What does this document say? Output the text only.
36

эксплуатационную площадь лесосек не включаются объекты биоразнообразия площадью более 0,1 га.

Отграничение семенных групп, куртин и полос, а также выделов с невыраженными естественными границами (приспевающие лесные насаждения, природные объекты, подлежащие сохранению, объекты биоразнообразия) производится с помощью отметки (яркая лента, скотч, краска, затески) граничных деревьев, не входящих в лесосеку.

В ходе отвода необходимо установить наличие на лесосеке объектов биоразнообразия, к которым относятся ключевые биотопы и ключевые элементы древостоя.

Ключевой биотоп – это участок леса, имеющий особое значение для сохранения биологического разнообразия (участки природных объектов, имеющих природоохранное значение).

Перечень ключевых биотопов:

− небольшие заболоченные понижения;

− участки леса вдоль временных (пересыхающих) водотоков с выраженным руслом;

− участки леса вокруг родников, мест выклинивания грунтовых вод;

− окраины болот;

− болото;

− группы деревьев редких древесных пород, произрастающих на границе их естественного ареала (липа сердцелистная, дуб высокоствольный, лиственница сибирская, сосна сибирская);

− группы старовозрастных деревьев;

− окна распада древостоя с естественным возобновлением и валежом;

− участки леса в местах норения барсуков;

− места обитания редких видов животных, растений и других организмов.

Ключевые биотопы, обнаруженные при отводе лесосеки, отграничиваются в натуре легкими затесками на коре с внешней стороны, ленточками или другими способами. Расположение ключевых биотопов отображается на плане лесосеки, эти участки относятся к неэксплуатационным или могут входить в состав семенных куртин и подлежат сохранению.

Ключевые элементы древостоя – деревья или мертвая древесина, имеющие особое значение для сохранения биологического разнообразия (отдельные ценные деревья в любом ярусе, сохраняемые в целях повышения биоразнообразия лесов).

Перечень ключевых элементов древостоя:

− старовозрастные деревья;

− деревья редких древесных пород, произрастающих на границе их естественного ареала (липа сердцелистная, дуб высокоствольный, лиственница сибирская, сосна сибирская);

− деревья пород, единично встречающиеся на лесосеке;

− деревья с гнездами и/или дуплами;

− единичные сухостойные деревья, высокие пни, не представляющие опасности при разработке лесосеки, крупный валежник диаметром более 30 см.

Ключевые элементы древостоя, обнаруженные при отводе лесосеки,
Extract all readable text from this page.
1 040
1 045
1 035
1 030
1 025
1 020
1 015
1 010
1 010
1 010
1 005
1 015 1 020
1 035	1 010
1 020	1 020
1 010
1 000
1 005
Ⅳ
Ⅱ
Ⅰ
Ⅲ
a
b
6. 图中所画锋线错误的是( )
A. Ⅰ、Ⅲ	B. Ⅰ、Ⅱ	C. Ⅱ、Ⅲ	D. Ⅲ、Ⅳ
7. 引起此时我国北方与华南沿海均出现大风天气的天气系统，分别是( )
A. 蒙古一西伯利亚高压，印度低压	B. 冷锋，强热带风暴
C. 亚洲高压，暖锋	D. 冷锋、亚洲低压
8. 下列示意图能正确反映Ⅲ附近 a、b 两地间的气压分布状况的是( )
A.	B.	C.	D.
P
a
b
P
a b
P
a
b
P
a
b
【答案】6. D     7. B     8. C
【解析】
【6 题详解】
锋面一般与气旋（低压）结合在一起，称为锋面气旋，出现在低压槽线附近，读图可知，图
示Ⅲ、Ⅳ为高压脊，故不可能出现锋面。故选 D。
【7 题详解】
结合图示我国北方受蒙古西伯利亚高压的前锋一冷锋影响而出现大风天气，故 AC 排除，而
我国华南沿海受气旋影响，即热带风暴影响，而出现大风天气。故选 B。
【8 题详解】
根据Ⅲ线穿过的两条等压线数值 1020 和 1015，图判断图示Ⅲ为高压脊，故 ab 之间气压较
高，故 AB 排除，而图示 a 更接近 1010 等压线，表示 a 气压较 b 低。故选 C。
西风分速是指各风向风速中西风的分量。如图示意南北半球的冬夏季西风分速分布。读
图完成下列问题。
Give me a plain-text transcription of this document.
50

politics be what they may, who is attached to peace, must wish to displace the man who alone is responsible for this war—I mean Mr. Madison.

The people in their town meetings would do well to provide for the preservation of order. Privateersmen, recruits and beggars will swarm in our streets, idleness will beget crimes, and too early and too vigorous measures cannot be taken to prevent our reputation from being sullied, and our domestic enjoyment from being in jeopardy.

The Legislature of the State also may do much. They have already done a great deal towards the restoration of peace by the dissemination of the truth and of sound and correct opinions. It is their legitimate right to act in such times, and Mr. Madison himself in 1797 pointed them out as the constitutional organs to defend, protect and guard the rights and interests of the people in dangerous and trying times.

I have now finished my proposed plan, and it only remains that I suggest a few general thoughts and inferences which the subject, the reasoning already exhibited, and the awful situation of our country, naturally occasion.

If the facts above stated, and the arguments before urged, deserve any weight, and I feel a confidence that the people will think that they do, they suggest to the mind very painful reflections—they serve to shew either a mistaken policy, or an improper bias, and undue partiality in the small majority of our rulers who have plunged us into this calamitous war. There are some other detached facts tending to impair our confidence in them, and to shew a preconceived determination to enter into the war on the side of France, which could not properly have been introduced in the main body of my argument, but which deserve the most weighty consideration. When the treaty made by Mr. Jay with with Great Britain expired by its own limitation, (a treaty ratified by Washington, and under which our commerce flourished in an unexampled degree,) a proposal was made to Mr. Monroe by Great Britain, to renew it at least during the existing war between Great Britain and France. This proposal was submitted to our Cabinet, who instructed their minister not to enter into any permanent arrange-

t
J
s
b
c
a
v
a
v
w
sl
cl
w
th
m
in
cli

========================================

> _GOAL OF THE EXERCISE_:
Gather, from the listing above, every line carrying the word "биоразнообразия".

> _SOLUTION TO THE EXERCISE_:
эксплуатационную площадь лесосек не включаются объекты биоразнообразия площадью более 0,1 га.
Отграничение семенных групп, куртин и полос, а также выделов с невыраженными естественными границами (приспевающие лесные насаждения, природные объекты, подлежащие сохранению, объекты биоразнообразия) производится с помощью отметки (яркая лента, скотч, краска, затески) граничных деревьев, не входящих в лесосеку.
В ходе отвода необходимо установить наличие на лесосеке объектов биоразнообразия, к которым относятся ключевые биотопы и ключевые элементы древостоя.
Ключевые элементы древостоя – деревья или мертвая древесина, имеющие особое значение для сохранения биологического разнообразия (отдельные ценные деревья в любом ярусе, сохраняемые в целях повышения биоразнообразия лесов).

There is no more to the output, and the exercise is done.